■ Objective ■
Begin with the line containing "What text is on this page?" and copy each line exactly through the last line of the entries, inclusive.

■ Records supplied ■
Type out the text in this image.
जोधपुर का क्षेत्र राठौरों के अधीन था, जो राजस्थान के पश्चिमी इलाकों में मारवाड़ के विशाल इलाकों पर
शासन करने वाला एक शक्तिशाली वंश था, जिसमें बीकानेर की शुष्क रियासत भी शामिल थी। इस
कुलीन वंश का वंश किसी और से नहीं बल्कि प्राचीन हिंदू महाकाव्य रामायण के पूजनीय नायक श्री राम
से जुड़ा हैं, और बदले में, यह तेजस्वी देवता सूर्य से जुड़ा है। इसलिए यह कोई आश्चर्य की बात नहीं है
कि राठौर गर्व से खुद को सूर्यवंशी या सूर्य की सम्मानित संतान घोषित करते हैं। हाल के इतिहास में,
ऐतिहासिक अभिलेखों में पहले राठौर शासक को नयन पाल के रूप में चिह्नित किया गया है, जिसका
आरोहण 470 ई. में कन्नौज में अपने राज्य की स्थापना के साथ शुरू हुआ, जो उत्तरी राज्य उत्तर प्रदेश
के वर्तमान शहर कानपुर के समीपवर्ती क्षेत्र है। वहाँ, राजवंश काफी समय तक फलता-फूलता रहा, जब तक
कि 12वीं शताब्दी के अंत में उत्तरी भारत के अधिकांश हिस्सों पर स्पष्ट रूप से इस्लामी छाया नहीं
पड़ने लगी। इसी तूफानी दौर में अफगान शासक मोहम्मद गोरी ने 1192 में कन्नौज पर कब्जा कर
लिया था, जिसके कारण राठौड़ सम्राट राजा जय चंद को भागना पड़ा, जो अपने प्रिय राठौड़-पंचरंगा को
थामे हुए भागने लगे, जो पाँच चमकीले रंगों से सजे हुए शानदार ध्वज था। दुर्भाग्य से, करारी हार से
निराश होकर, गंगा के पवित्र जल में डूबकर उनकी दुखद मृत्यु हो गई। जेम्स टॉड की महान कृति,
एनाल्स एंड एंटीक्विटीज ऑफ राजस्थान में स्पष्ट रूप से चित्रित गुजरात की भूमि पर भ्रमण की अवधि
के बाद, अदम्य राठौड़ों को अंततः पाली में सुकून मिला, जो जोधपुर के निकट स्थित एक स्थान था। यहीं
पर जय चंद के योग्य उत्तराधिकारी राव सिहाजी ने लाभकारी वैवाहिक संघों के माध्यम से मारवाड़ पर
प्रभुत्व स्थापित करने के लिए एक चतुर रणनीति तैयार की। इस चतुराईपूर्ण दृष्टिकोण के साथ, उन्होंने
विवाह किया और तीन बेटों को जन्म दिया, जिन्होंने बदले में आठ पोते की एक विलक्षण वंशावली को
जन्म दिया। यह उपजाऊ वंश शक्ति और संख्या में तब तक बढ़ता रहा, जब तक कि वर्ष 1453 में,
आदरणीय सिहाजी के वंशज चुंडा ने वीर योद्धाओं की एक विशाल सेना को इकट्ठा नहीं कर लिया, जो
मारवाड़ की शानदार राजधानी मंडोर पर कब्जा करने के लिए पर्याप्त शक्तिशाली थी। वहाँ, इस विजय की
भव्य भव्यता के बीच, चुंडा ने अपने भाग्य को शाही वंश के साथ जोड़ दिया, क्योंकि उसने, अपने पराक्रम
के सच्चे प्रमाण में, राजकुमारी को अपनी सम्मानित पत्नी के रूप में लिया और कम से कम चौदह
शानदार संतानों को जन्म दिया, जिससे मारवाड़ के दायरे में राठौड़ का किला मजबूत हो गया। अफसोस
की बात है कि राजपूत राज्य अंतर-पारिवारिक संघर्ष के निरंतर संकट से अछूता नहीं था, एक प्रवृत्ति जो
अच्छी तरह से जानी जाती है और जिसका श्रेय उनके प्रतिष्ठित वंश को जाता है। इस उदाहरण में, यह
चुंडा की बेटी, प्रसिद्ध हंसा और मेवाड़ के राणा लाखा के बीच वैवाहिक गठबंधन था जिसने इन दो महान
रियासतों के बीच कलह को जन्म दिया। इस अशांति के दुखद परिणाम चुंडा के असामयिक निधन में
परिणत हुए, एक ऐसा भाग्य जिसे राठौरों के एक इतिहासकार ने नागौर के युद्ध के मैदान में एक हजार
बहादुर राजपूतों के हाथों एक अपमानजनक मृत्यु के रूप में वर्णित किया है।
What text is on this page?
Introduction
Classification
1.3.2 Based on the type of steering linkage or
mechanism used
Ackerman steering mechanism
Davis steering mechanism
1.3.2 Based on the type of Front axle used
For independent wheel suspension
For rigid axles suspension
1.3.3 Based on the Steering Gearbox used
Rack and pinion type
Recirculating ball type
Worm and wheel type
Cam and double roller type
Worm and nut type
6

■ Complete output ■
What text is on this page?
Introduction
Classification
1.3.2 Based on the type of steering linkage or
mechanism used
Ackerman steering mechanism
Davis steering mechanism
1.3.2 Based on the type of Front axle used
For independent wheel suspension
For rigid axles suspension
1.3.3 Based on the Steering Gearbox used
Rack and pinion type
Recirculating ball type
Worm and wheel type
Cam and double roller type
Worm and nut type
6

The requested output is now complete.